→ **Directive**:
Select the lines below containing the word "issues".

────────────────

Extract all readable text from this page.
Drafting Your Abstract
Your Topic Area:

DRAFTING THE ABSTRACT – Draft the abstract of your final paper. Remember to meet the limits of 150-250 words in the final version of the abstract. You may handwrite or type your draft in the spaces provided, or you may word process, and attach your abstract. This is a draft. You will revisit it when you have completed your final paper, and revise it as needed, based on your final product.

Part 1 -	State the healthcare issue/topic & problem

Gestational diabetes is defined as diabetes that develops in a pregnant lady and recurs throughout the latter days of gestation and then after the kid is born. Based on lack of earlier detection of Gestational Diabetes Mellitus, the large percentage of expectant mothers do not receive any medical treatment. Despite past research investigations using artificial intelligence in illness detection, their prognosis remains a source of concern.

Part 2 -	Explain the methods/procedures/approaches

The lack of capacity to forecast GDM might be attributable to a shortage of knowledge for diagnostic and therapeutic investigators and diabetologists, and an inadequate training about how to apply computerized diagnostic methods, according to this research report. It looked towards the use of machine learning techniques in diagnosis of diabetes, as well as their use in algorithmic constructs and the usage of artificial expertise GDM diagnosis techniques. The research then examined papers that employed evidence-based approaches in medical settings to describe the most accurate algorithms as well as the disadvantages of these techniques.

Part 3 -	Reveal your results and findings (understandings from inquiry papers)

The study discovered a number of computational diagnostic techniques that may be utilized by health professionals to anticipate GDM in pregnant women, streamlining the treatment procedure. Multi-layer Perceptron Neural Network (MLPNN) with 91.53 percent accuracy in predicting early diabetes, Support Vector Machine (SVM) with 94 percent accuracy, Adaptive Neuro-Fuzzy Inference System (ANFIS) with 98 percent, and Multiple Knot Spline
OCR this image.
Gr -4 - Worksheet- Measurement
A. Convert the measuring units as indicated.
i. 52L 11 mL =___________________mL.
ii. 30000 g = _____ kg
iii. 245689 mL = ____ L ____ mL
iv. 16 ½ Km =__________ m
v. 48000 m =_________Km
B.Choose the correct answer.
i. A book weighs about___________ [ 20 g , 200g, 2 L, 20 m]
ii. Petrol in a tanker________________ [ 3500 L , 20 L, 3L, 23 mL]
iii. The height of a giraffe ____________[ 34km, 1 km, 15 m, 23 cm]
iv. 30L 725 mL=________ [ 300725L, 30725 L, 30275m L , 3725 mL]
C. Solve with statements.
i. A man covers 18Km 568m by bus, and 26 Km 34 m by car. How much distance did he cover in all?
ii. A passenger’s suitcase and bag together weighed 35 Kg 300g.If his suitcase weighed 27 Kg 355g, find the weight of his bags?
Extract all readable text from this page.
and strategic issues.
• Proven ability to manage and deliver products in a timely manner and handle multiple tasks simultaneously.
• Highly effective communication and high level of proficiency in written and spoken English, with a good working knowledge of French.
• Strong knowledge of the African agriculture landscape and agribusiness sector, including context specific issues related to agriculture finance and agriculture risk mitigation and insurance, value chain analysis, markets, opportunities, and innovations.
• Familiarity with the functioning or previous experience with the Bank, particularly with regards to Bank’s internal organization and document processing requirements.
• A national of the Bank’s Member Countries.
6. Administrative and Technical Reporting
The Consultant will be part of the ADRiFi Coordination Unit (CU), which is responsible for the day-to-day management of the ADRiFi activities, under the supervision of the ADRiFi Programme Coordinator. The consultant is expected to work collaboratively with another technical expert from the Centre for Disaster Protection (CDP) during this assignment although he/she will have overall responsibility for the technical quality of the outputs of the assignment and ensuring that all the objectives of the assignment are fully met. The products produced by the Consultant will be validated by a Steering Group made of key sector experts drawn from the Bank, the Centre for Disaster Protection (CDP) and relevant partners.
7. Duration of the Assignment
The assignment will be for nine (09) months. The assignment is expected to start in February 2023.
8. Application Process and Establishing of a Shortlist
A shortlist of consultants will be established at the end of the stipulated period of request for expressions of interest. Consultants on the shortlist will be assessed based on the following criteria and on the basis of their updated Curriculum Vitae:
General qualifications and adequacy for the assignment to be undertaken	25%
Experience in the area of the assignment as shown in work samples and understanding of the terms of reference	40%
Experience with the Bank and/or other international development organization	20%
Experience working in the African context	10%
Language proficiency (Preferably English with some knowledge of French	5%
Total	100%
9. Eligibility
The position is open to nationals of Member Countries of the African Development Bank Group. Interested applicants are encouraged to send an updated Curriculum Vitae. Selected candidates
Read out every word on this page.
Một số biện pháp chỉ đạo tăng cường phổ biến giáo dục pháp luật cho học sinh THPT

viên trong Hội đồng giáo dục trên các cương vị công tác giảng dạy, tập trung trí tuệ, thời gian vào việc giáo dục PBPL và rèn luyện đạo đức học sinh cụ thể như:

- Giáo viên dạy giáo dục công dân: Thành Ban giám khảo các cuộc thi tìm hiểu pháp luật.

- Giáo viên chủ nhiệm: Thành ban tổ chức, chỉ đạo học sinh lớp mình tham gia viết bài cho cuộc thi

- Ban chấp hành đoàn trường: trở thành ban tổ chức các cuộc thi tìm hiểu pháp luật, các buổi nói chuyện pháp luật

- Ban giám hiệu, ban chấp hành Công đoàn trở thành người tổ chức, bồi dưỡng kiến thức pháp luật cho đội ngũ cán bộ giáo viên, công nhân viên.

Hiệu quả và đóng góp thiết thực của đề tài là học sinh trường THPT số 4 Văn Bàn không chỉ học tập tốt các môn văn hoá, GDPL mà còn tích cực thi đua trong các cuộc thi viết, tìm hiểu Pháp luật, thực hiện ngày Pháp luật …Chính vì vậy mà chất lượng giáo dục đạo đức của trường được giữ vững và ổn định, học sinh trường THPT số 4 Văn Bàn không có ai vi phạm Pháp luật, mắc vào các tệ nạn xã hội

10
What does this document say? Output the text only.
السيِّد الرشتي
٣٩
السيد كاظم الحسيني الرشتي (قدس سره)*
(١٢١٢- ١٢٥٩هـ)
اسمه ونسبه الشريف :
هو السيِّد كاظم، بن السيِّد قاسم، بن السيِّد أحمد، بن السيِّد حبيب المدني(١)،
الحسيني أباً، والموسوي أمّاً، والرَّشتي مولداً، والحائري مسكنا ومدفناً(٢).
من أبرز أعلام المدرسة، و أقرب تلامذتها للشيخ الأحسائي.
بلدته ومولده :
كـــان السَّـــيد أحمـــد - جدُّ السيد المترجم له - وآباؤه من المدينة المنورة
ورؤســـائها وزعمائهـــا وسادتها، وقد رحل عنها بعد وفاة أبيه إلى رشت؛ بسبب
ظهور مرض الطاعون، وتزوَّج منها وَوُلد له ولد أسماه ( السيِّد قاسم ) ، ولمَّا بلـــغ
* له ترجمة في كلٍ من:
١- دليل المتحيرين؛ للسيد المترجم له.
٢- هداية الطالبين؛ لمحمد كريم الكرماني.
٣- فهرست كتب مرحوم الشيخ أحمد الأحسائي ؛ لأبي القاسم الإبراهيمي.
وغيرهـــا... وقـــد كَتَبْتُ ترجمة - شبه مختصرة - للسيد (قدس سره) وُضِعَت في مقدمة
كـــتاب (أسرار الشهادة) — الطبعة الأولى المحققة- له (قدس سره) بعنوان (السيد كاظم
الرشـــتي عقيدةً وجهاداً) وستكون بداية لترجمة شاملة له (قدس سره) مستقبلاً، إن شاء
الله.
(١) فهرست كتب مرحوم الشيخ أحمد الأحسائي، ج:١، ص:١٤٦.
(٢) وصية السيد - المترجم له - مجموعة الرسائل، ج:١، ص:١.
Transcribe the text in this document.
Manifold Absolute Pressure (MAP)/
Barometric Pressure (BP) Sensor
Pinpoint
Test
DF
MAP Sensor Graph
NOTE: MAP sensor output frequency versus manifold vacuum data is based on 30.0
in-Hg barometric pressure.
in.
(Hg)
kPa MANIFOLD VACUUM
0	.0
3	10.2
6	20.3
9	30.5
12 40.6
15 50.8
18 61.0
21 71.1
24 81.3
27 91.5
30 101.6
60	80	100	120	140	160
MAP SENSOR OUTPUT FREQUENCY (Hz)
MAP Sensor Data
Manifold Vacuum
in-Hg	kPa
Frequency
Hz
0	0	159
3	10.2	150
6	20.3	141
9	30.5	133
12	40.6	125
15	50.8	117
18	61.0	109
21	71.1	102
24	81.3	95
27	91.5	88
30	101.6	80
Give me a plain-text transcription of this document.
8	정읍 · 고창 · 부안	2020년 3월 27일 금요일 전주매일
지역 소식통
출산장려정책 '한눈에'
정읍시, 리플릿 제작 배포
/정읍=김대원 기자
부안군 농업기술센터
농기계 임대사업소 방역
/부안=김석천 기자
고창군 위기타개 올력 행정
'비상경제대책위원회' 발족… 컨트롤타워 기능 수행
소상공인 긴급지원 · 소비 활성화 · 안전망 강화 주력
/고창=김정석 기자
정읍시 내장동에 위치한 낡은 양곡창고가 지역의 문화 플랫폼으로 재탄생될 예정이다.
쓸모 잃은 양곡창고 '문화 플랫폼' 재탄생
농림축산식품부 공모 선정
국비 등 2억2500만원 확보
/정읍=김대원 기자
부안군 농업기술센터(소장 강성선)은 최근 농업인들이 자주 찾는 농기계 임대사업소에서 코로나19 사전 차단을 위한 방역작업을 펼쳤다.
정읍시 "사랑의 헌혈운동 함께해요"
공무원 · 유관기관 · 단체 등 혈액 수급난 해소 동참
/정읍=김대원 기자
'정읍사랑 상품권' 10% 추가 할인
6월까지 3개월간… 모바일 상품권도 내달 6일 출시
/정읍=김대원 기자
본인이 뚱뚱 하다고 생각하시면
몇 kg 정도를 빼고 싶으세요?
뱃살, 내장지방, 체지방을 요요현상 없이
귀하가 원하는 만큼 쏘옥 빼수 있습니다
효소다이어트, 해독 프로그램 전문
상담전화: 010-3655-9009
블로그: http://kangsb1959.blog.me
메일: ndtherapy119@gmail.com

────────────────

→ **Reply**:
and strategic issues.
• Strong knowledge of the African agriculture landscape and agribusiness sector, including context specific issues related to agriculture finance and agriculture risk mitigation and insurance, value chain analysis, markets, opportunities, and innovations.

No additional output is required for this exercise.